Social inequalities can only be understood through the interaction of their multiple dimensions. In this essay, we show that the economic and environmental impacts of natural resource extraction exacerbate gendered disparities through the intensification and devaluation of care work. A chikungunya epidemic in the refinery city of Esmeraldas, Ecuador, serves to highlight the embodied and structural violence of unhealthy conditions. Despite its promises of development, the extraction-based economy in Esmeraldas has not increased its vulnerable populations’ opportunities. It has, instead, deepened class and gendered hierarchies. In this context, the most severe effects of chikungunya are experienced by women, who bear the burden of social reproduction and sustaining lives under constant threat.

_ _ _ _

_Your assignment_:
Decide whether each statement agrees with the excerpt about chikungunya in Esmeraldas, answering yes or no and quoting the words of the excerpt that settle it. (a) The epidemic took place in a refinery city in Ecuador. (b) The extraction-based economy has widened opportunities for vulnerable people in Esmeraldas. (c) Men experience the most severe effects of chikungunya.

_ _ _ _

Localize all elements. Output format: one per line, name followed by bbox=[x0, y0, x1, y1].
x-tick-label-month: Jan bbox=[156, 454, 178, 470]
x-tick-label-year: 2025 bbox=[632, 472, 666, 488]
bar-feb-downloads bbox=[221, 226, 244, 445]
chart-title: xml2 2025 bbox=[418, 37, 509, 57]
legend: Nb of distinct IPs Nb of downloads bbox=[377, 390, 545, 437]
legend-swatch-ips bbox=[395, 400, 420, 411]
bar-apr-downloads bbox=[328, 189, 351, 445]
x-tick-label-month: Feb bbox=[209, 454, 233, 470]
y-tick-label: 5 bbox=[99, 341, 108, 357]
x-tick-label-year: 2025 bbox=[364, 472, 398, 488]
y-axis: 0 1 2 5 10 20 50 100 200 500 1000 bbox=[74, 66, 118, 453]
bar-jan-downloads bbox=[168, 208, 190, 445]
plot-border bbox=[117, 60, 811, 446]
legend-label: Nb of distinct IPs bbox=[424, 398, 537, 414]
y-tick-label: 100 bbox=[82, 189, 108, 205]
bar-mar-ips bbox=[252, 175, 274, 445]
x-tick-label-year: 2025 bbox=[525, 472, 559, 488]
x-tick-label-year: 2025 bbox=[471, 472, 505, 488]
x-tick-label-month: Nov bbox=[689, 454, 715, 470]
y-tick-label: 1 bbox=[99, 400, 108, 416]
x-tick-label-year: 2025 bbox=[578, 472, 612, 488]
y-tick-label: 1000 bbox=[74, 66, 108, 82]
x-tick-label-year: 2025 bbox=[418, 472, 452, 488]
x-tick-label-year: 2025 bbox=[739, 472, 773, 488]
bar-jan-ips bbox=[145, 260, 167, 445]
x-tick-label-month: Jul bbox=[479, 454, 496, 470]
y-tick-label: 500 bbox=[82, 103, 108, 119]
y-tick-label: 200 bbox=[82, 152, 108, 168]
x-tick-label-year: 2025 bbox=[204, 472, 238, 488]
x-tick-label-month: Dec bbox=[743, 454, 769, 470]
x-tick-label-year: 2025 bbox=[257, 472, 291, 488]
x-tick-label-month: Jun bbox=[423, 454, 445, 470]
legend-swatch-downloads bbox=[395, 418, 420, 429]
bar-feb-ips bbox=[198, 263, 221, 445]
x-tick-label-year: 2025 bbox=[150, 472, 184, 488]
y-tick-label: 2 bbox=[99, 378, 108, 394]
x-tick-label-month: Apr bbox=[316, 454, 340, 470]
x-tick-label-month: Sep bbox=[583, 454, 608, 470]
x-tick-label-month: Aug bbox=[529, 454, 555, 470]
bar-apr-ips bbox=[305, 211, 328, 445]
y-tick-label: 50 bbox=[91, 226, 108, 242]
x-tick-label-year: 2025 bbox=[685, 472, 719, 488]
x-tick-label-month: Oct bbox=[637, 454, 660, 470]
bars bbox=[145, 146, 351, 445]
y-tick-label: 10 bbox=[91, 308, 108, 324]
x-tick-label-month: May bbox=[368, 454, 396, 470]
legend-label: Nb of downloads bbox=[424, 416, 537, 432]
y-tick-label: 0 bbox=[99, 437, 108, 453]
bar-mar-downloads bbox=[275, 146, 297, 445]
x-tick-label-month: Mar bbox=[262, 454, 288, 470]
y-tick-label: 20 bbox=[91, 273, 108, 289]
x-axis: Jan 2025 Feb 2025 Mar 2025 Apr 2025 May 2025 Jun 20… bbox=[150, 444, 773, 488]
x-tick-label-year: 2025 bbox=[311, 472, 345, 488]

_ _ _ _

_Written response_:
(a) Yes: "A chikungunya epidemic in the refinery city of Esmeraldas, Ecuador"
(b) No: "the extraction-based economy in Esmeraldas has not increased its vulnerable populations’ opportunities"
(c) No: "the most severe effects of chikungunya are experienced by women"